MATERIAL FOR THIS EXERCISE:
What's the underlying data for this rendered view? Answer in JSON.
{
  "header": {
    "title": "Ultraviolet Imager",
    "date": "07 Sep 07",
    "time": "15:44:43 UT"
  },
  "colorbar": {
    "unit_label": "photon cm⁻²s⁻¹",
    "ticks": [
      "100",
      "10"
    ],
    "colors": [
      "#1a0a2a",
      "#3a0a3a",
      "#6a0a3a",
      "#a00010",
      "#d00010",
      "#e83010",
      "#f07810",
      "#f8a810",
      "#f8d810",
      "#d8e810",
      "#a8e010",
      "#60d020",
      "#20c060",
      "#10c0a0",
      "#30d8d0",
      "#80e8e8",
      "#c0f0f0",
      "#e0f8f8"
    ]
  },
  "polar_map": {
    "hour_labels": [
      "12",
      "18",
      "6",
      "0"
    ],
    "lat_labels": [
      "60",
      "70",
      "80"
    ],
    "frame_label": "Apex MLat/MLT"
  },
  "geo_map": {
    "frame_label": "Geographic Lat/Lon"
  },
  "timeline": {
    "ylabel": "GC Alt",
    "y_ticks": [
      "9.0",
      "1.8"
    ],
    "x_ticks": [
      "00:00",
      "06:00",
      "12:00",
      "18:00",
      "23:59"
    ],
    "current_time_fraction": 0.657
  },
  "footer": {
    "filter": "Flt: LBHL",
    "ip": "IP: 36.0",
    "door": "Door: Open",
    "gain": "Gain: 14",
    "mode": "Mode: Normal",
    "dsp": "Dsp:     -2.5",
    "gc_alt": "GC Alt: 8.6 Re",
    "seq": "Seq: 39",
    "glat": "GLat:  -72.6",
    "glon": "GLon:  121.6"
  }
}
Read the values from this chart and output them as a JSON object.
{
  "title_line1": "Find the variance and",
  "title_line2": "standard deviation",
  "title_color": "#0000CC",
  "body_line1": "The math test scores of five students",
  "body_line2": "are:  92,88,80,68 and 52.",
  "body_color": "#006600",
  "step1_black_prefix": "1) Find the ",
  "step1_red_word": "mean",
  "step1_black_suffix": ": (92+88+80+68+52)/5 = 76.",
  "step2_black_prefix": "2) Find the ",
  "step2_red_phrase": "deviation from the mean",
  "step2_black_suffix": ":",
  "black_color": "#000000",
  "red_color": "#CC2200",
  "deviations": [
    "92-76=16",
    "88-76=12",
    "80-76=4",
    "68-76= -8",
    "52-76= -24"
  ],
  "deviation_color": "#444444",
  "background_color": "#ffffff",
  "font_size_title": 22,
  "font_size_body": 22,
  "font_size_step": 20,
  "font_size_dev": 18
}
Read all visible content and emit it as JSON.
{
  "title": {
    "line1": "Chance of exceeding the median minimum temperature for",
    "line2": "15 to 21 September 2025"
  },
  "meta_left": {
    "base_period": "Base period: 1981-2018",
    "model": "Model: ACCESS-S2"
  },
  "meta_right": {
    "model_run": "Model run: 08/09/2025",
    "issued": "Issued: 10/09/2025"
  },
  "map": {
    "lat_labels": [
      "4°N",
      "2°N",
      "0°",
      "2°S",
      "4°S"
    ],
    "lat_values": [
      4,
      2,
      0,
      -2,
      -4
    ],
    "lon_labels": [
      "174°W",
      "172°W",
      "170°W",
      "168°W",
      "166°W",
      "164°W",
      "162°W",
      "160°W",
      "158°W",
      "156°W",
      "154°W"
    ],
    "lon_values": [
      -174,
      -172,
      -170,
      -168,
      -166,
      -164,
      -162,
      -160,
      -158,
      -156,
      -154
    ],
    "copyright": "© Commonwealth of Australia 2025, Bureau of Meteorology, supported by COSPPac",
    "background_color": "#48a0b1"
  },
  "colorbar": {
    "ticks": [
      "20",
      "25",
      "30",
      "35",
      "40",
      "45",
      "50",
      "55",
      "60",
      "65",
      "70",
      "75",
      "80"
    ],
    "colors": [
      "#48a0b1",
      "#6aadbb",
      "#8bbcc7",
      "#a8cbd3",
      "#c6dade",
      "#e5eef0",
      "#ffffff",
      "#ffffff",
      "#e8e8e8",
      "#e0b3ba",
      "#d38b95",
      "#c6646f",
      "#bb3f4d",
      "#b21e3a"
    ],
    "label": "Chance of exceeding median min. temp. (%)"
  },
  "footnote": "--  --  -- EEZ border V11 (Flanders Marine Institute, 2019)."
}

WORK REQUIRED:
Each record above should be repeated exactly as it appears.

WRITTEN RESPONSE:
What's the underlying data for this rendered view? Answer in JSON.
{
  "header": {
    "title": "Ultraviolet Imager",
    "date": "07 Sep 07",
    "time": "15:44:43 UT"
  },
  "colorbar": {
    "unit_label": "photon cm⁻²s⁻¹",
    "ticks": [
      "100",
      "10"
    ],
    "colors": [
      "#1a0a2a",
      "#3a0a3a",
      "#6a0a3a",
      "#a00010",
      "#d00010",
      "#e83010",
      "#f07810",
      "#f8a810",
      "#f8d810",
      "#d8e810",
      "#a8e010",
      "#60d020",
      "#20c060",
      "#10c0a0",
      "#30d8d0",
      "#80e8e8",
      "#c0f0f0",
      "#e0f8f8"
    ]
  },
  "polar_map": {
    "hour_labels": [
      "12",
      "18",
      "6",
      "0"
    ],
    "lat_labels": [
      "60",
      "70",
      "80"
    ],
    "frame_label": "Apex MLat/MLT"
  },
  "geo_map": {
    "frame_label": "Geographic Lat/Lon"
  },
  "timeline": {
    "ylabel": "GC Alt",
    "y_ticks": [
      "9.0",
      "1.8"
    ],
    "x_ticks": [
      "00:00",
      "06:00",
      "12:00",
      "18:00",
      "23:59"
    ],
    "current_time_fraction": 0.657
  },
  "footer": {
    "filter": "Flt: LBHL",
    "ip": "IP: 36.0",
    "door": "Door: Open",
    "gain": "Gain: 14",
    "mode": "Mode: Normal",
    "dsp": "Dsp:     -2.5",
    "gc_alt": "GC Alt: 8.6 Re",
    "seq": "Seq: 39",
    "glat": "GLat:  -72.6",
    "glon": "GLon:  121.6"
  }
}
Read the values from this chart and output them as a JSON object.
{
  "title_line1": "Find the variance and",
  "title_line2": "standard deviation",
  "title_color": "#0000CC",
  "body_line1": "The math test scores of five students",
  "body_line2": "are:  92,88,80,68 and 52.",
  "body_color": "#006600",
  "step1_black_prefix": "1) Find the ",
  "step1_red_word": "mean",
  "step1_black_suffix": ": (92+88+80+68+52)/5 = 76.",
  "step2_black_prefix": "2) Find the ",
  "step2_red_phrase": "deviation from the mean",
  "step2_black_suffix": ":",
  "black_color": "#000000",
  "red_color": "#CC2200",
  "deviations": [
    "92-76=16",
    "88-76=12",
    "80-76=4",
    "68-76= -8",
    "52-76= -24"
  ],
  "deviation_color": "#444444",
  "background_color": "#ffffff",
  "font_size_title": 22,
  "font_size_body": 22,
  "font_size_step": 20,
  "font_size_dev": 18
}
Read all visible content and emit it as JSON.
{
  "title": {
    "line1": "Chance of exceeding the median minimum temperature for",
    "line2": "15 to 21 September 2025"
  },
  "meta_left": {
    "base_period": "Base period: 1981-2018",
    "model": "Model: ACCESS-S2"
  },
  "meta_right": {
    "model_run": "Model run: 08/09/2025",
    "issued": "Issued: 10/09/2025"
  },
  "map": {
    "lat_labels": [
      "4°N",
      "2°N",
      "0°",
      "2°S",
      "4°S"
    ],
    "lat_values": [
      4,
      2,
      0,
      -2,
      -4
    ],
    "lon_labels": [
      "174°W",
      "172°W",
      "170°W",
      "168°W",
      "166°W",
      "164°W",
      "162°W",
      "160°W",
      "158°W",
      "156°W",
      "154°W"
    ],
    "lon_values": [
      -174,
      -172,
      -170,
      -168,
      -166,
      -164,
      -162,
      -160,
      -158,
      -156,
      -154
    ],
    "copyright": "© Commonwealth of Australia 2025, Bureau of Meteorology, supported by COSPPac",
    "background_color": "#48a0b1"
  },
  "colorbar": {
    "ticks": [
      "20",
      "25",
      "30",
      "35",
      "40",
      "45",
      "50",
      "55",
      "60",
      "65",
      "70",
      "75",
      "80"
    ],
    "colors": [
      "#48a0b1",
      "#6aadbb",
      "#8bbcc7",
      "#a8cbd3",
      "#c6dade",
      "#e5eef0",
      "#ffffff",
      "#ffffff",
      "#e8e8e8",
      "#e0b3ba",
      "#d38b95",
      "#c6646f",
      "#bb3f4d",
      "#b21e3a"
    ],
    "label": "Chance of exceeding median min. temp. (%)"
  },
  "footnote": "--  --  -- EEZ border V11 (Flanders Marine Institute, 2019)."
}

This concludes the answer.